● TO DO
Note how many lines in the entries contain the string "image", then give that number and nothing else.

----------

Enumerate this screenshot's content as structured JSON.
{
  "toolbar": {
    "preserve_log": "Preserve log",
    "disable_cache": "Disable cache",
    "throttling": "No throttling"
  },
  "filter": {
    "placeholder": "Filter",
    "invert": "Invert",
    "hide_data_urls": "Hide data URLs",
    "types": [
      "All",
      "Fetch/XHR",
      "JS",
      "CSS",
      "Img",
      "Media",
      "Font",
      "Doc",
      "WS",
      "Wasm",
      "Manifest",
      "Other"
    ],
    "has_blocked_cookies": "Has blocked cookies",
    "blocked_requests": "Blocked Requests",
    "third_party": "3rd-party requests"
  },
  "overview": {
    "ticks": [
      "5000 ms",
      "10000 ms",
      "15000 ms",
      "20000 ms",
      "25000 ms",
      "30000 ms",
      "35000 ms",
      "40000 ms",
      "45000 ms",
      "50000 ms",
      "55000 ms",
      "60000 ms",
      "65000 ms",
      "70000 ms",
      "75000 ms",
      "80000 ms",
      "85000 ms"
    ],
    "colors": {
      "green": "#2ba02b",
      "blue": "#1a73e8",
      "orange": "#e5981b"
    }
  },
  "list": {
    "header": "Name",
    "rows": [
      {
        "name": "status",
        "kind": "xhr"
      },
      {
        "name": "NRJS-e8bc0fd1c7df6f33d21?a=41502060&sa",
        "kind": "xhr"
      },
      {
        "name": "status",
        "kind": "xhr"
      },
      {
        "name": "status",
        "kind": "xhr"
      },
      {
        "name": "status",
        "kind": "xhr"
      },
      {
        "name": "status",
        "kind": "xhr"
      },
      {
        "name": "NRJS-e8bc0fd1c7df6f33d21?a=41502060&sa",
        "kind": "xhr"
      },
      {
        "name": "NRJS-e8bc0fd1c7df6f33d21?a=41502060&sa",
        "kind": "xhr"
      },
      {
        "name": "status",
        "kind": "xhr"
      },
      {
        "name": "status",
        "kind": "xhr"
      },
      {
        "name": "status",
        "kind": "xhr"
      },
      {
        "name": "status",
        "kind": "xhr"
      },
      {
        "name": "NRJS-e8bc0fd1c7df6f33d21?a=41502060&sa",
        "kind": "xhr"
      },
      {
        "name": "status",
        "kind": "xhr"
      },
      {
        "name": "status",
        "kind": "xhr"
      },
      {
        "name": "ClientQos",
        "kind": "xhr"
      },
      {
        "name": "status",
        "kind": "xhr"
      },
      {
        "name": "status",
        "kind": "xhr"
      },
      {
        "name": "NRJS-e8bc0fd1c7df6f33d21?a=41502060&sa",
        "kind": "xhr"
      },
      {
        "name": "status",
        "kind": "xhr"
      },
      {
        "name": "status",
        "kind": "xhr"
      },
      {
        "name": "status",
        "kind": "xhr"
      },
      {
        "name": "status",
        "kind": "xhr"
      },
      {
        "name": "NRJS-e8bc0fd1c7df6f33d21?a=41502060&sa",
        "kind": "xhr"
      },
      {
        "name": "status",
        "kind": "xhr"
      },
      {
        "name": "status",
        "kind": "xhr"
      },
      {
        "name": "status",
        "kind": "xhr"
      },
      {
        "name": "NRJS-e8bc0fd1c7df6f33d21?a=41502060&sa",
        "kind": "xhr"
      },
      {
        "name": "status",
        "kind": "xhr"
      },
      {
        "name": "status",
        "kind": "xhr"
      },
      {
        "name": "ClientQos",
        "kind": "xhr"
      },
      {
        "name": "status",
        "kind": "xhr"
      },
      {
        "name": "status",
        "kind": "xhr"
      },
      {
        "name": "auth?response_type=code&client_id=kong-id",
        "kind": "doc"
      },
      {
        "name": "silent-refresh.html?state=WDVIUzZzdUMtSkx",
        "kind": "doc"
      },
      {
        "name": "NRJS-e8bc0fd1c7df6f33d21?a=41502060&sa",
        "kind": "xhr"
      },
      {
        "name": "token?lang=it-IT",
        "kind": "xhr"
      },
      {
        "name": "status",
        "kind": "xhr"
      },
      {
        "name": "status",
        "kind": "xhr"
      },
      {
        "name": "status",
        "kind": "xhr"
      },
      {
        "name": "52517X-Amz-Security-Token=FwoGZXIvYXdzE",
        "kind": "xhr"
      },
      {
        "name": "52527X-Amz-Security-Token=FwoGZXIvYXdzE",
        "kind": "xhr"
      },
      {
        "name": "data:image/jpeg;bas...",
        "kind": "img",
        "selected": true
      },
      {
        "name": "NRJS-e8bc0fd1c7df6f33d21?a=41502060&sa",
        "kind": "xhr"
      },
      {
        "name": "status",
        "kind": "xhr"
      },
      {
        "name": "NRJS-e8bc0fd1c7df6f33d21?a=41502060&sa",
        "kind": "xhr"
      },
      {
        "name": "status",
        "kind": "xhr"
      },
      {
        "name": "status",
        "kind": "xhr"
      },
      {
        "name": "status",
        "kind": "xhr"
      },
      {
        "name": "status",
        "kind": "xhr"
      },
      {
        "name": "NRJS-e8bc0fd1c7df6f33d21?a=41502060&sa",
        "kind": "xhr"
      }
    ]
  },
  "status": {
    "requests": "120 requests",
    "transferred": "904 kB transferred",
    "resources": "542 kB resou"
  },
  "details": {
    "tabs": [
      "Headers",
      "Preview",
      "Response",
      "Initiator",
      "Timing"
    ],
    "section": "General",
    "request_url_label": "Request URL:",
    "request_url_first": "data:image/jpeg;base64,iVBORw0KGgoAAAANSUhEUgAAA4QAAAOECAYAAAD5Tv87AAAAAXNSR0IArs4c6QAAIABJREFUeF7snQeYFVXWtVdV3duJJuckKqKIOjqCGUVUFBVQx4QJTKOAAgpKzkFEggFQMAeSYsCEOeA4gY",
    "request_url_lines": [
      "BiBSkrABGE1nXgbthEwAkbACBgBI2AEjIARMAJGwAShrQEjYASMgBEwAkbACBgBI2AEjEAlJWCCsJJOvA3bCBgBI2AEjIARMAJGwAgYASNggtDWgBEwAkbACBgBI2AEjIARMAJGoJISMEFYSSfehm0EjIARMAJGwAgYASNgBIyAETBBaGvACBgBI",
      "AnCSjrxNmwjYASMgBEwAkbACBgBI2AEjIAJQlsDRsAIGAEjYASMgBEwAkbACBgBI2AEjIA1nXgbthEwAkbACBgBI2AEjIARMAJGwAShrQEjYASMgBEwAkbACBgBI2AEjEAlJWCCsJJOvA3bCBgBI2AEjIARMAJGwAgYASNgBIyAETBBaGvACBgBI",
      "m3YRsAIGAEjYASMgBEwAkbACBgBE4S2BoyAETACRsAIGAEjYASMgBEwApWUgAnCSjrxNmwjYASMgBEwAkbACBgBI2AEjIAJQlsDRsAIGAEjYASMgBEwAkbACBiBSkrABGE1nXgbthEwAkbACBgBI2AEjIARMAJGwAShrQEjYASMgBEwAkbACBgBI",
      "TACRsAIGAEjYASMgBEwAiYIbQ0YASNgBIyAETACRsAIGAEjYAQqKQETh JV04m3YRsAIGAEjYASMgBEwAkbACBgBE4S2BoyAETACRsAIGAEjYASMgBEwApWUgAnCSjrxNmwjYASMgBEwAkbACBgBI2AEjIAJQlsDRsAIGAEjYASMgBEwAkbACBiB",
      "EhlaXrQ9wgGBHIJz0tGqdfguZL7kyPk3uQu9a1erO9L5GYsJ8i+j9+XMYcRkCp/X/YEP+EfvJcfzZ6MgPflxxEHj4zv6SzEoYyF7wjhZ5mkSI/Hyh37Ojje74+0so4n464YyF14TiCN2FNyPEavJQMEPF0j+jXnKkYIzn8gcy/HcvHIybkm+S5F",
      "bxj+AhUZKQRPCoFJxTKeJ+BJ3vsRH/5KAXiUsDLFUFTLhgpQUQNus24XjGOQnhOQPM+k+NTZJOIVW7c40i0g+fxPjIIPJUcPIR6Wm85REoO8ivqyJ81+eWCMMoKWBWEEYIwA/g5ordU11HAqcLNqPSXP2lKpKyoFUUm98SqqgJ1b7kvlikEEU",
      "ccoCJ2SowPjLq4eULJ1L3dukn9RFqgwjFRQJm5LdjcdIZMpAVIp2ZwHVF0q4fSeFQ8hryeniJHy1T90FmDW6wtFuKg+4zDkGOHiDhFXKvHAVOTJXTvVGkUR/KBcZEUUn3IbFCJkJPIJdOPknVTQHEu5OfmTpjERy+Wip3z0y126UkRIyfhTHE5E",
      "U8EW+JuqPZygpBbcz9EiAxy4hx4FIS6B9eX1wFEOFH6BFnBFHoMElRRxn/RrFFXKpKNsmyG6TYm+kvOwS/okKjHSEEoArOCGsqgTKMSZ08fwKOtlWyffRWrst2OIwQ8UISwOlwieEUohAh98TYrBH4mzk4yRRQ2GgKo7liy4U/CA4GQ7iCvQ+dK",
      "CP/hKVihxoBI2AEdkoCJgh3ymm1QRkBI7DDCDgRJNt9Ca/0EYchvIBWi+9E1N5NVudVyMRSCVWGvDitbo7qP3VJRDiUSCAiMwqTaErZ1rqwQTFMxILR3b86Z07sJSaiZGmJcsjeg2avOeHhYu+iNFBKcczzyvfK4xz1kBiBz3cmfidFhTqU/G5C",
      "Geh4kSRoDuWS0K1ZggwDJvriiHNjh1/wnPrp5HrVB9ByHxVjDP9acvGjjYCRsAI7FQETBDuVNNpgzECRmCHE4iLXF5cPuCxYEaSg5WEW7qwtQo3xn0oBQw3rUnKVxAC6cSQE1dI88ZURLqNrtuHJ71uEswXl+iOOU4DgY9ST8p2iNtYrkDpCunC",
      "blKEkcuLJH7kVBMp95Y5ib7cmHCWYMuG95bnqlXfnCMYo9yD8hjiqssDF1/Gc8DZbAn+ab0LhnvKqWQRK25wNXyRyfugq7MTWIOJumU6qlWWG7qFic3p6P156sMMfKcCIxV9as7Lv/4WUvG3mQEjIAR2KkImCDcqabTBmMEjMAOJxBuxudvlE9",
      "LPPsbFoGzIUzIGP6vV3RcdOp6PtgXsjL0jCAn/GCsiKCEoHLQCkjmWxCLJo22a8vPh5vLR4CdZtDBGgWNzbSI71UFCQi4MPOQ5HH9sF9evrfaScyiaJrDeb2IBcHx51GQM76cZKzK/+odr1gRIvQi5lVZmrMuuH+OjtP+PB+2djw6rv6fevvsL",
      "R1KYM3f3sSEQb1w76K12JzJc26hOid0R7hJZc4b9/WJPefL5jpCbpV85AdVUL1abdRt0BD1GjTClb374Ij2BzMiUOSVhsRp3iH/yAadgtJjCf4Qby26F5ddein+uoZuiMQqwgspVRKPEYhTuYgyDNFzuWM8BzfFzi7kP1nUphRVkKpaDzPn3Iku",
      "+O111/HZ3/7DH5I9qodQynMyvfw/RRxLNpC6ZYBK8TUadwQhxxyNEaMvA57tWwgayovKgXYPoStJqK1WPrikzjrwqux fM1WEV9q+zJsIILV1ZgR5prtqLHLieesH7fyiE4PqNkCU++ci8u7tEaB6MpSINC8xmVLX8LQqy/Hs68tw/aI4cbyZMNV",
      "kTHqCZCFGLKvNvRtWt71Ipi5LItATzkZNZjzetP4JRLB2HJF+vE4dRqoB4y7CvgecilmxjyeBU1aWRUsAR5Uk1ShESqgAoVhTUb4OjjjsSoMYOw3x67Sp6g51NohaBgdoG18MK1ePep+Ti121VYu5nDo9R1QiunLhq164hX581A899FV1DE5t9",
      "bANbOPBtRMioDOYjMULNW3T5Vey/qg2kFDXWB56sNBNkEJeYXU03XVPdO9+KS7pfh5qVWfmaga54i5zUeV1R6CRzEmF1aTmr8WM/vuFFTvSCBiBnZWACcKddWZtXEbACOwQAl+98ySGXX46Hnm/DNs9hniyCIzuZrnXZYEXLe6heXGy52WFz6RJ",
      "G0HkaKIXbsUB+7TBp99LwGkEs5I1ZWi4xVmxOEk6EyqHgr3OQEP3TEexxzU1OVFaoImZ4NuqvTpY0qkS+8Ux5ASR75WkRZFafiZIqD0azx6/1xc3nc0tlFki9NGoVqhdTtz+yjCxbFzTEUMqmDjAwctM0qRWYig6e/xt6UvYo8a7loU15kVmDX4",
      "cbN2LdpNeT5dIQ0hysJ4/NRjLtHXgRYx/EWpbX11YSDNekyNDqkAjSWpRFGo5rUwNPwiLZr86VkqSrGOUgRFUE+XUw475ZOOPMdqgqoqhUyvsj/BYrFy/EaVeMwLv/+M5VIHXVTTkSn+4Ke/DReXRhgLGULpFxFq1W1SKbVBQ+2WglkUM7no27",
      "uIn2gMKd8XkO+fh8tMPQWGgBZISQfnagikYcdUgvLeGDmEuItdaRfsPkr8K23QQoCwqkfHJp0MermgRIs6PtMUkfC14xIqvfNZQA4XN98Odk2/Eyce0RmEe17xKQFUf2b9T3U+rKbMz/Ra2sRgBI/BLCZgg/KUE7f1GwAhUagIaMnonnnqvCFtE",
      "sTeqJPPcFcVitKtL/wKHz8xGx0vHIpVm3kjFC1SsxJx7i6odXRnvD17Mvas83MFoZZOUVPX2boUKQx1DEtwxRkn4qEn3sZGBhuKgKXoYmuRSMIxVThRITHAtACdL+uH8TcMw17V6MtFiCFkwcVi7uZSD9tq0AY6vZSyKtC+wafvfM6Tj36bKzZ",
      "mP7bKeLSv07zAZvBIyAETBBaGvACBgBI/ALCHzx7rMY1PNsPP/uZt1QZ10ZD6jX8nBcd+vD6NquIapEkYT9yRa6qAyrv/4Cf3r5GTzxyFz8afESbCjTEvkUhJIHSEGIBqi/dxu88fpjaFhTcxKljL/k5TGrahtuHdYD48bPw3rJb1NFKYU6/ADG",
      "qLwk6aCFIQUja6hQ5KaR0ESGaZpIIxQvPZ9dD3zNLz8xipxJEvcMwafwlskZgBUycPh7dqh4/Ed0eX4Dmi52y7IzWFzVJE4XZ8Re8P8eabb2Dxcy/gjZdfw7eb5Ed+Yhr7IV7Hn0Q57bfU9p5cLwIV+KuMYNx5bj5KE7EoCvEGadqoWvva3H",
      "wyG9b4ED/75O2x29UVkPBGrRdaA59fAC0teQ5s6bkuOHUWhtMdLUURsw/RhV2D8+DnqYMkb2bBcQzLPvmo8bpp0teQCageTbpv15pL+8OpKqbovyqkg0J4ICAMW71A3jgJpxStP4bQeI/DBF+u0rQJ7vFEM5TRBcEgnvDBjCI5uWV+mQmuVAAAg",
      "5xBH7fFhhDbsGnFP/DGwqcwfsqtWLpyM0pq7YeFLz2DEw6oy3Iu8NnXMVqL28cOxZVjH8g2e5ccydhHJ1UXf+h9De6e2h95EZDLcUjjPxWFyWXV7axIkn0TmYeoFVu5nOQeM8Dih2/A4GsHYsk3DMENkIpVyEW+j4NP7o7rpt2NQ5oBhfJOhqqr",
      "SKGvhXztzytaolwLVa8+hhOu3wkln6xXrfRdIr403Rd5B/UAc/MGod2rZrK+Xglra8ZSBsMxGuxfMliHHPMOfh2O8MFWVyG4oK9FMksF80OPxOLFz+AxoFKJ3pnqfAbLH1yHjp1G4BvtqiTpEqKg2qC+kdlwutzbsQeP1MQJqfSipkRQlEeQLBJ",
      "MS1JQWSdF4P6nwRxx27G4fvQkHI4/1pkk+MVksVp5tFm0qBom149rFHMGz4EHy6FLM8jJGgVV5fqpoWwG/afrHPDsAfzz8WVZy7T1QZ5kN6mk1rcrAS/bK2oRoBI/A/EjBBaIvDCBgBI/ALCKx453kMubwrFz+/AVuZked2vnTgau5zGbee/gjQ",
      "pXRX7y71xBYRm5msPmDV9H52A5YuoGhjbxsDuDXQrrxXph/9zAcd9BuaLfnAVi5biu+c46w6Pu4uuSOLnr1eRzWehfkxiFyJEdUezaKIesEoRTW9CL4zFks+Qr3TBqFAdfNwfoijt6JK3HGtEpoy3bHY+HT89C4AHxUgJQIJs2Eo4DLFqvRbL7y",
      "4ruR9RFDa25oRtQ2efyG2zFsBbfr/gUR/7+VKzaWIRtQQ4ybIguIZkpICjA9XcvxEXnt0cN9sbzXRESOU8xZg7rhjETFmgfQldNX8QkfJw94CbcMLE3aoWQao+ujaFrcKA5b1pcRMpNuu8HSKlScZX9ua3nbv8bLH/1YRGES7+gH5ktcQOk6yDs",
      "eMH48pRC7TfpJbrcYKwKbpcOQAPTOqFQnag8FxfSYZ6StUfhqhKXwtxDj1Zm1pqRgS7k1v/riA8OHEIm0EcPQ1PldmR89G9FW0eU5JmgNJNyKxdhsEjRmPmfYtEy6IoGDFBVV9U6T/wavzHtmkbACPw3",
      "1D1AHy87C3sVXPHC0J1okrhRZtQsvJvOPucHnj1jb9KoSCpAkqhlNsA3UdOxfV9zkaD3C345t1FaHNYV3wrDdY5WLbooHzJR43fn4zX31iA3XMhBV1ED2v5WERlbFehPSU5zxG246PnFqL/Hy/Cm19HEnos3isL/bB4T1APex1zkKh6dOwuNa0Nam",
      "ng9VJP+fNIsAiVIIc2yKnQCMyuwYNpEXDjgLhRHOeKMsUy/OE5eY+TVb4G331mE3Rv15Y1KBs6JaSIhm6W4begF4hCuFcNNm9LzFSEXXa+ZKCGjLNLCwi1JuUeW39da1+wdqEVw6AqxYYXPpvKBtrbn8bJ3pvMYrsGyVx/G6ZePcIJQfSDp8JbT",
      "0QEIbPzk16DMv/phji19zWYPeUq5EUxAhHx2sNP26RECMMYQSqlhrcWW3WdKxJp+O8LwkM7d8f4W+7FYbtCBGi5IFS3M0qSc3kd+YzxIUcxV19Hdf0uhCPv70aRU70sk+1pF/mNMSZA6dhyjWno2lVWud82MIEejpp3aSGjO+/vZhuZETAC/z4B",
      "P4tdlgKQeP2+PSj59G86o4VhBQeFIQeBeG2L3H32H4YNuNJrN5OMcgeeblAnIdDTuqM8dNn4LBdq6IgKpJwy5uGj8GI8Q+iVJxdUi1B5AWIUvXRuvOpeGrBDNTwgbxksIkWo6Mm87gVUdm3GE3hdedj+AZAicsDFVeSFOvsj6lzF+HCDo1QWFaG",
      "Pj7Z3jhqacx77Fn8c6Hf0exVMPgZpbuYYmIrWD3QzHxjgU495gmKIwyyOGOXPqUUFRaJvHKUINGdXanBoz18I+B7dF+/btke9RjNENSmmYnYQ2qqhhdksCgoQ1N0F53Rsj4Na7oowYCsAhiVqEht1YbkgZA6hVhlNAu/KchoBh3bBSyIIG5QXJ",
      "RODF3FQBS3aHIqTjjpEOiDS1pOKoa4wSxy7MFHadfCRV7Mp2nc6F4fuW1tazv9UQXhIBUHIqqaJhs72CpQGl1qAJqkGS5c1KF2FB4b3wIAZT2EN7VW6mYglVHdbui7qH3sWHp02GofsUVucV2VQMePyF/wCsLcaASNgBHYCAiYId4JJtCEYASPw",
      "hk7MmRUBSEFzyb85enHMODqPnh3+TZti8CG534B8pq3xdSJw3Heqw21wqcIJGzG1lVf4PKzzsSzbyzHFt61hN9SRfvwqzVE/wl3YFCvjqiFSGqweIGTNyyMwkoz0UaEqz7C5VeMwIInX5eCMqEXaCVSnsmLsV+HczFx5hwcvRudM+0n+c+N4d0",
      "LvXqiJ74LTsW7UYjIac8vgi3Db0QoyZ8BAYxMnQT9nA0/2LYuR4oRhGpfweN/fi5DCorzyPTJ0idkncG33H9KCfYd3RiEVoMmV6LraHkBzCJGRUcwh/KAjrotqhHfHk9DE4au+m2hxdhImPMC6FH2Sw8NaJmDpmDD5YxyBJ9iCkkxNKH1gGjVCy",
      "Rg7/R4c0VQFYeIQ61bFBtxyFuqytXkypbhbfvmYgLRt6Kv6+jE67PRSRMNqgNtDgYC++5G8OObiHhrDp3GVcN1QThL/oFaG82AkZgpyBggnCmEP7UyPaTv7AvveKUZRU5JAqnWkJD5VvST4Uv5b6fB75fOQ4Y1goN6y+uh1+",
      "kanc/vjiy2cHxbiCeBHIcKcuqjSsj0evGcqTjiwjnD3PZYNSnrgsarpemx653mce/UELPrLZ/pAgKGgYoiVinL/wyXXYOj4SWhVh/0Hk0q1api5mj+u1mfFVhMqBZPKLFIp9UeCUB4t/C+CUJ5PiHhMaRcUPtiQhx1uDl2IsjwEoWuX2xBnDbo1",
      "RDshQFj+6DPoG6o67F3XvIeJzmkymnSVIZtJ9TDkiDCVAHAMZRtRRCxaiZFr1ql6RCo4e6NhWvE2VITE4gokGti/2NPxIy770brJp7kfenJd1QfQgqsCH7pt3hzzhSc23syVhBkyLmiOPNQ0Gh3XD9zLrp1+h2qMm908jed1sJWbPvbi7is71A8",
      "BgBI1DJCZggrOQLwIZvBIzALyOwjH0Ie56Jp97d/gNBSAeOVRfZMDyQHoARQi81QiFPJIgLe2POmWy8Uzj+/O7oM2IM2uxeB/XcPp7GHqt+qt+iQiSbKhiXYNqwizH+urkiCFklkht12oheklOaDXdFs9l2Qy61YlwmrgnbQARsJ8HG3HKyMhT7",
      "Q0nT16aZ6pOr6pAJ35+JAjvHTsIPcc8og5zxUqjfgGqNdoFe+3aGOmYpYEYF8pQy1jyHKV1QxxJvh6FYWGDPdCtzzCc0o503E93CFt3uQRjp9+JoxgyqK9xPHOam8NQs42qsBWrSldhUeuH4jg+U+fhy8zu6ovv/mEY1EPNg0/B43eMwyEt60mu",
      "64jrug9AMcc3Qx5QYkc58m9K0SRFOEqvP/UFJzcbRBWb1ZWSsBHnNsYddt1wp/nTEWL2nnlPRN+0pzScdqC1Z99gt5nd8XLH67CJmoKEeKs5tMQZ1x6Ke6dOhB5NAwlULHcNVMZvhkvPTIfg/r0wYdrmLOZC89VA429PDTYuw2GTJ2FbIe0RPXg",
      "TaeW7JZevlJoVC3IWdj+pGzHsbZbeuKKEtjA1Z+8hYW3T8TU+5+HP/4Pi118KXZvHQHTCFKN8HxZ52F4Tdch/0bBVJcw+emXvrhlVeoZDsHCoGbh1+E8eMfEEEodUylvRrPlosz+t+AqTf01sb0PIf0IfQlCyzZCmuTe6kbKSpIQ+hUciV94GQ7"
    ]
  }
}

----------

● SOLVED PROBLEM
2